Exercise objective: Pick out each line with the word "after" from the material that follows.

= = = =

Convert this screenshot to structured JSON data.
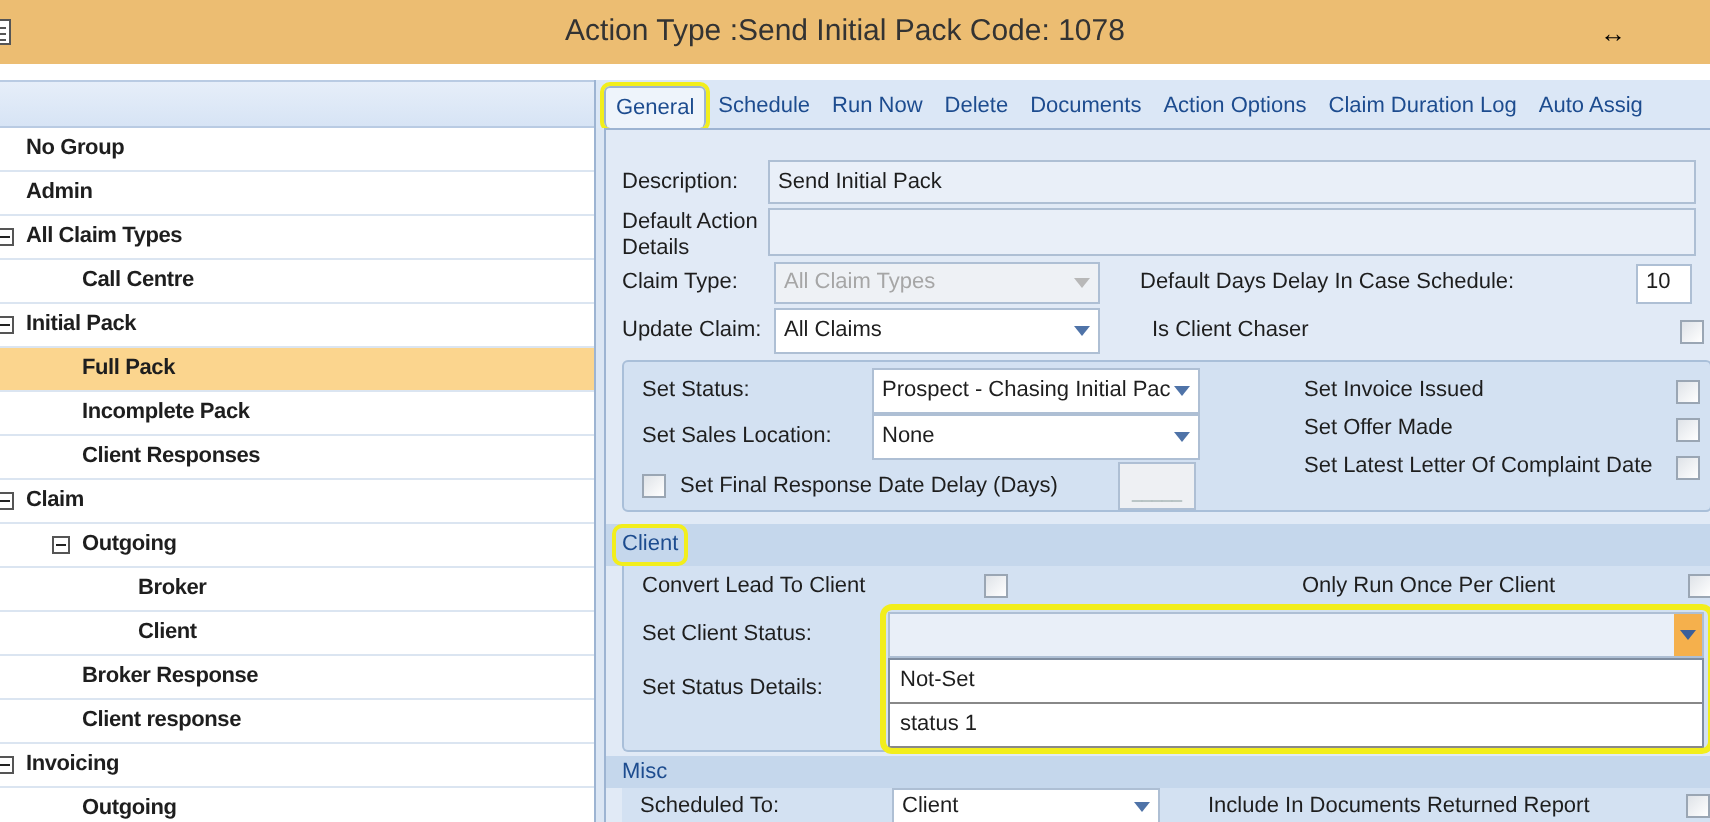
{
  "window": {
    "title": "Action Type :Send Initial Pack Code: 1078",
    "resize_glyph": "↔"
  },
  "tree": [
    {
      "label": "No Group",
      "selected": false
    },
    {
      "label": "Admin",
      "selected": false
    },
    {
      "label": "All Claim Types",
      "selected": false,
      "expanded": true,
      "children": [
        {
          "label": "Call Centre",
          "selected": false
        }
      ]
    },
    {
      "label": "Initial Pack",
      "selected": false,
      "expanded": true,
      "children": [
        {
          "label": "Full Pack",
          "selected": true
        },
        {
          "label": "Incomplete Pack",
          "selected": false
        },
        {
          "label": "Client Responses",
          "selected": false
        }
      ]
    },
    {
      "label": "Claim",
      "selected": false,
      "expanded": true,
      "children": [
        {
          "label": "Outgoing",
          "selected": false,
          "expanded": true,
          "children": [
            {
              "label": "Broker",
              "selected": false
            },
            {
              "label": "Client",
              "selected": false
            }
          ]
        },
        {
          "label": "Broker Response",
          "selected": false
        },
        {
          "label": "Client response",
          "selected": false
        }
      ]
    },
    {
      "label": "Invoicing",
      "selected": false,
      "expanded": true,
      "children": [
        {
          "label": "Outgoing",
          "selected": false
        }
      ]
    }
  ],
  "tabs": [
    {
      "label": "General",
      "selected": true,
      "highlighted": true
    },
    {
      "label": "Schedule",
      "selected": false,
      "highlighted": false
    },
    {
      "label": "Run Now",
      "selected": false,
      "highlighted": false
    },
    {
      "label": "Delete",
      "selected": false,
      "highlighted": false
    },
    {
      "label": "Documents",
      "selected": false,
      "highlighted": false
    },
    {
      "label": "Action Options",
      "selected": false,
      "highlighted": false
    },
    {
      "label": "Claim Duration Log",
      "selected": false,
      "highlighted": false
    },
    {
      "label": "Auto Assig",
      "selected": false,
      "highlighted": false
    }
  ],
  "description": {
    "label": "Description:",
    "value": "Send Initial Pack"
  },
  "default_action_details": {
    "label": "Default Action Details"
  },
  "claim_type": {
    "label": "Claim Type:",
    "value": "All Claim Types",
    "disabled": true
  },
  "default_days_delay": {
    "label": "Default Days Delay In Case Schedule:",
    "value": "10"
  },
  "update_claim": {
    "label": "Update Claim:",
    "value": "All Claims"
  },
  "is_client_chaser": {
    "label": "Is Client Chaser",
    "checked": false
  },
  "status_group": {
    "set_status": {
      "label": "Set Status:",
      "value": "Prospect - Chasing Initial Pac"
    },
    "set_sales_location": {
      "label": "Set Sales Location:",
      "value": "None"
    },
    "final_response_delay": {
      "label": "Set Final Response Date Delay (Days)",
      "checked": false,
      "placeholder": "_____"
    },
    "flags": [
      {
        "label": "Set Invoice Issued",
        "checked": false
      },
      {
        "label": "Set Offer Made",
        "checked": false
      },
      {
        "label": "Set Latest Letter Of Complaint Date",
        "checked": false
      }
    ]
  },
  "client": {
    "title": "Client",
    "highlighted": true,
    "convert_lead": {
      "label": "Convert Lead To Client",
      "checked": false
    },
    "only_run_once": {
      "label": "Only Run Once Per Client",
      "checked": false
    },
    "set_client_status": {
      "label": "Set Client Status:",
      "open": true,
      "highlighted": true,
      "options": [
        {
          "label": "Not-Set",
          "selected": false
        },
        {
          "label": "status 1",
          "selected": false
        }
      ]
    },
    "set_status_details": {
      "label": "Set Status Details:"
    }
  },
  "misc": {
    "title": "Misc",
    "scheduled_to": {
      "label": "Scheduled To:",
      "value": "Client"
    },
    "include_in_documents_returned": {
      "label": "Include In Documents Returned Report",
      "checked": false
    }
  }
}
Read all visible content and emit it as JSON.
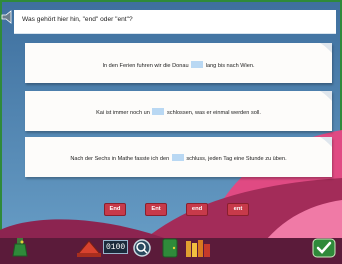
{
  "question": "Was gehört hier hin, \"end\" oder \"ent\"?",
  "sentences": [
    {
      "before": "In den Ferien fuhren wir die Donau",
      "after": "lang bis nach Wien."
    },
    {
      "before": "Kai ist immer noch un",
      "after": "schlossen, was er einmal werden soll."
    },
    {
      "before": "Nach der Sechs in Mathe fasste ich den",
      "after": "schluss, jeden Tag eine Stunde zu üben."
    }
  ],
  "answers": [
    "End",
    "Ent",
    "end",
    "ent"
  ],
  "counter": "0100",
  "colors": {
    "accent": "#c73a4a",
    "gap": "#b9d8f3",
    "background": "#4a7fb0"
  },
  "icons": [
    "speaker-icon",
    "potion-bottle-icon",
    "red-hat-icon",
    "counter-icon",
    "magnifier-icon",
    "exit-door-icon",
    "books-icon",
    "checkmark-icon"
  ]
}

= = = =

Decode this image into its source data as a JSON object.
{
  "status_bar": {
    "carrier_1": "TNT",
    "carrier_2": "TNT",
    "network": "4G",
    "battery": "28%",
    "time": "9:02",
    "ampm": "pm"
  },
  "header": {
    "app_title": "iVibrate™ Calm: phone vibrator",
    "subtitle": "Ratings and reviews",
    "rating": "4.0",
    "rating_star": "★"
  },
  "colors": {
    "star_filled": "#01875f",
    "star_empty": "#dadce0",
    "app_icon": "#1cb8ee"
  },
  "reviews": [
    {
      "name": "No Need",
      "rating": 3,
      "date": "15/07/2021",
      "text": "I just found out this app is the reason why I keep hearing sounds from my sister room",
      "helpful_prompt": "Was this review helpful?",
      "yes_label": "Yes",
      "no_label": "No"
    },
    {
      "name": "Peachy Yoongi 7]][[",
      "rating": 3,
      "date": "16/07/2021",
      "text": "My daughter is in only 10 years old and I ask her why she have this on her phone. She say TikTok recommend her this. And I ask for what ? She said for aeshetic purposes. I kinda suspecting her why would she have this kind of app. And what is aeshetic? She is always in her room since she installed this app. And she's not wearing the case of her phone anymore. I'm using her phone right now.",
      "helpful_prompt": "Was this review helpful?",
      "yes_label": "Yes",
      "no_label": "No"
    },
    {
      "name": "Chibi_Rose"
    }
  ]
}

= = = =

Answer in full:
      "after": "lang bis nach Wien."
      "after": "schlossen, was er einmal werden soll."
      "after": "schluss, jeden Tag eine Stunde zu üben."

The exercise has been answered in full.